Exercise prompt
Return each entry exactly, omitting nothing.

Listed records

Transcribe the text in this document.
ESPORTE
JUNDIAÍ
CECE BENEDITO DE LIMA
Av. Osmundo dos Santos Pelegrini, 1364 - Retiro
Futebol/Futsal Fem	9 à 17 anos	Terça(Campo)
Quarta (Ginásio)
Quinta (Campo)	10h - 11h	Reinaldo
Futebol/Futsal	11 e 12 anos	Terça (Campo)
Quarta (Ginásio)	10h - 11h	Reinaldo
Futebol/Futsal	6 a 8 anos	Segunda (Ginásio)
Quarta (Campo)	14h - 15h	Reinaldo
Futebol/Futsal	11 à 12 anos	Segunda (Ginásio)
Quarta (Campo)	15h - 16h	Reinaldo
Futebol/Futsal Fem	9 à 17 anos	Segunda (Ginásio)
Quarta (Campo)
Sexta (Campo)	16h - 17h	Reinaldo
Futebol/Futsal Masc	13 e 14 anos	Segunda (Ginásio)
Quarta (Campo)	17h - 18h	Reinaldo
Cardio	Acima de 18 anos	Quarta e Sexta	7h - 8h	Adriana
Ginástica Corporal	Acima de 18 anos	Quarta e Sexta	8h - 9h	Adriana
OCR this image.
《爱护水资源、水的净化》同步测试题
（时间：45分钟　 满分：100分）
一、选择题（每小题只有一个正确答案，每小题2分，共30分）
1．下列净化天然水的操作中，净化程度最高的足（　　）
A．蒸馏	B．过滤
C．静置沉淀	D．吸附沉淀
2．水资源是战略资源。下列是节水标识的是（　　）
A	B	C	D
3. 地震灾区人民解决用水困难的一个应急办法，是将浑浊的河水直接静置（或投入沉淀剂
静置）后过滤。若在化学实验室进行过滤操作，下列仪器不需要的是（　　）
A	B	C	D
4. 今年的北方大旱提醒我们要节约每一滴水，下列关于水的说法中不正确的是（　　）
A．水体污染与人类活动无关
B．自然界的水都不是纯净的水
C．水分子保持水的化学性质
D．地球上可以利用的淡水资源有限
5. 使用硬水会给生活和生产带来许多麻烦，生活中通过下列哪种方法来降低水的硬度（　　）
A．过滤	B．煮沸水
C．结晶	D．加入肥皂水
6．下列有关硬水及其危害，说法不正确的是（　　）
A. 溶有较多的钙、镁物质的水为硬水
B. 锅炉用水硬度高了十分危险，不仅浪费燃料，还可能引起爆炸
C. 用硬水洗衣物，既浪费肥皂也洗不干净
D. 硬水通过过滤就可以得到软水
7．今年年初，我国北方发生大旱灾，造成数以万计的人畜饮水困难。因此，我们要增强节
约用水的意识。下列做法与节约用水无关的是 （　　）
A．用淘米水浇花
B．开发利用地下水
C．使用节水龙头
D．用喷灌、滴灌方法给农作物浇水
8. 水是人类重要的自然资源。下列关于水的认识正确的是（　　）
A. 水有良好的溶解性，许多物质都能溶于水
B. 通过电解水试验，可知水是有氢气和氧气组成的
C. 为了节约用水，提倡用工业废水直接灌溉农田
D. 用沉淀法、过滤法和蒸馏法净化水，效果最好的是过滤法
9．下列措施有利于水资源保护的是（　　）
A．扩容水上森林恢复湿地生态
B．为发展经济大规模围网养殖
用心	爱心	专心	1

Finished task
Transcribe the text in this document.
ESPORTE
JUNDIAÍ
CECE BENEDITO DE LIMA
Av. Osmundo dos Santos Pelegrini, 1364 - Retiro
Futebol/Futsal Fem	9 à 17 anos	Terça(Campo)
Quarta (Ginásio)
Quinta (Campo)	10h - 11h	Reinaldo
Futebol/Futsal	11 e 12 anos	Terça (Campo)
Quarta (Ginásio)	10h - 11h	Reinaldo
Futebol/Futsal	6 a 8 anos	Segunda (Ginásio)
Quarta (Campo)	14h - 15h	Reinaldo
Futebol/Futsal	11 à 12 anos	Segunda (Ginásio)
Quarta (Campo)	15h - 16h	Reinaldo
Futebol/Futsal Fem	9 à 17 anos	Segunda (Ginásio)
Quarta (Campo)
Sexta (Campo)	16h - 17h	Reinaldo
Futebol/Futsal Masc	13 e 14 anos	Segunda (Ginásio)
Quarta (Campo)	17h - 18h	Reinaldo
Cardio	Acima de 18 anos	Quarta e Sexta	7h - 8h	Adriana
Ginástica Corporal	Acima de 18 anos	Quarta e Sexta	8h - 9h	Adriana
OCR this image.
《爱护水资源、水的净化》同步测试题
（时间：45分钟　 满分：100分）
一、选择题（每小题只有一个正确答案，每小题2分，共30分）
1．下列净化天然水的操作中，净化程度最高的足（　　）
A．蒸馏	B．过滤
C．静置沉淀	D．吸附沉淀
2．水资源是战略资源。下列是节水标识的是（　　）
A	B	C	D
3. 地震灾区人民解决用水困难的一个应急办法，是将浑浊的河水直接静置（或投入沉淀剂
静置）后过滤。若在化学实验室进行过滤操作，下列仪器不需要的是（　　）
A	B	C	D
4. 今年的北方大旱提醒我们要节约每一滴水，下列关于水的说法中不正确的是（　　）
A．水体污染与人类活动无关
B．自然界的水都不是纯净的水
C．水分子保持水的化学性质
D．地球上可以利用的淡水资源有限
5. 使用硬水会给生活和生产带来许多麻烦，生活中通过下列哪种方法来降低水的硬度（　　）
A．过滤	B．煮沸水
C．结晶	D．加入肥皂水
6．下列有关硬水及其危害，说法不正确的是（　　）
A. 溶有较多的钙、镁物质的水为硬水
B. 锅炉用水硬度高了十分危险，不仅浪费燃料，还可能引起爆炸
C. 用硬水洗衣物，既浪费肥皂也洗不干净
D. 硬水通过过滤就可以得到软水
7．今年年初，我国北方发生大旱灾，造成数以万计的人畜饮水困难。因此，我们要增强节
约用水的意识。下列做法与节约用水无关的是 （　　）
A．用淘米水浇花
B．开发利用地下水
C．使用节水龙头
D．用喷灌、滴灌方法给农作物浇水
8. 水是人类重要的自然资源。下列关于水的认识正确的是（　　）
A. 水有良好的溶解性，许多物质都能溶于水
B. 通过电解水试验，可知水是有氢气和氧气组成的
C. 为了节约用水，提倡用工业废水直接灌溉农田
D. 用沉淀法、过滤法和蒸馏法净化水，效果最好的是过滤法
9．下列措施有利于水资源保护的是（　　）
A．扩容水上森林恢复湿地生态
B．为发展经济大规模围网养殖
用心	爱心	专心	1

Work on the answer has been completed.